[[ Dataset excerpts, beginning ]]

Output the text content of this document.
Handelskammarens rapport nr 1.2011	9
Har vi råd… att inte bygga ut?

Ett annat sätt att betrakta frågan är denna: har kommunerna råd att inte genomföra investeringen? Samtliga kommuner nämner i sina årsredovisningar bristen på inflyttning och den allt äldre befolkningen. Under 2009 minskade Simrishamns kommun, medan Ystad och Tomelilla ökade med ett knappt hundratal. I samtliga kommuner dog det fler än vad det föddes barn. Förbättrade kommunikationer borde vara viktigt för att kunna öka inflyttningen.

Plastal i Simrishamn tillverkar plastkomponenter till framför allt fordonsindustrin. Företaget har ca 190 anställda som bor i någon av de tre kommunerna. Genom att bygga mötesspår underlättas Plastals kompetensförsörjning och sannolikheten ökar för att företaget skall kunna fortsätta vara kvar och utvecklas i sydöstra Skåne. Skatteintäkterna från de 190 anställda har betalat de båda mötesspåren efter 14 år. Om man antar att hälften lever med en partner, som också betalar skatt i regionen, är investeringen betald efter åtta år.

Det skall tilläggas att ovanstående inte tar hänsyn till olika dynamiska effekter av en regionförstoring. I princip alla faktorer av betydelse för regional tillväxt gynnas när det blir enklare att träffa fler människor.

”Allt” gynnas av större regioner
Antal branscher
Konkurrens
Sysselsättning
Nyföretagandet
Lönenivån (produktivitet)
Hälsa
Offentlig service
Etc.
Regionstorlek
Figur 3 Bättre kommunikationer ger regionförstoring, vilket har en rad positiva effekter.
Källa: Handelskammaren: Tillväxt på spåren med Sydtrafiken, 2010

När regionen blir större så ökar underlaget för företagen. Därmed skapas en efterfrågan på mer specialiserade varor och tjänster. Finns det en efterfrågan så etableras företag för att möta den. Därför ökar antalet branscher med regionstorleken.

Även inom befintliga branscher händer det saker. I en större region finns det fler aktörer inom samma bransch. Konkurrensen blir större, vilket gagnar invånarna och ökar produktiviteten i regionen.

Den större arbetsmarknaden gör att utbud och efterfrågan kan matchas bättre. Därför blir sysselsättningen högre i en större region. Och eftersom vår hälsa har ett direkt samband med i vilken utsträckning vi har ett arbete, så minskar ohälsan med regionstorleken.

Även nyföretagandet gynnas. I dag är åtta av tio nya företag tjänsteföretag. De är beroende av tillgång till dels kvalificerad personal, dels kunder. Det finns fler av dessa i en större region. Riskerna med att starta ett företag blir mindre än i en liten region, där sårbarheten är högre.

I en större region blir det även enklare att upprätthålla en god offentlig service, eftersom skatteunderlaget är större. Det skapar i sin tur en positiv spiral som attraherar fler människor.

[[ Dataset excerpts, end ]]

§ **Directions for this task**
Return all lines in the entries above that carry the word "bygga".

§ **Output of the exercise**
Har vi råd… att inte bygga ut?
Plastal i Simrishamn tillverkar plastkomponenter till framför allt fordonsindustrin. Företaget har ca 190 anställda som bor i någon av de tre kommunerna. Genom att bygga mötesspår underlättas Plastals kompetensförsörjning och sannolikheten ökar för att företaget skall kunna fortsätta vara kvar och utvecklas i sydöstra Skåne. Skatteintäkterna från de 190 anställda har betalat de båda mötesspåren efter 14 år. Om man antar att hälften lever med en partner, som också betalar skatt i regionen, är investeringen betald efter åtta år.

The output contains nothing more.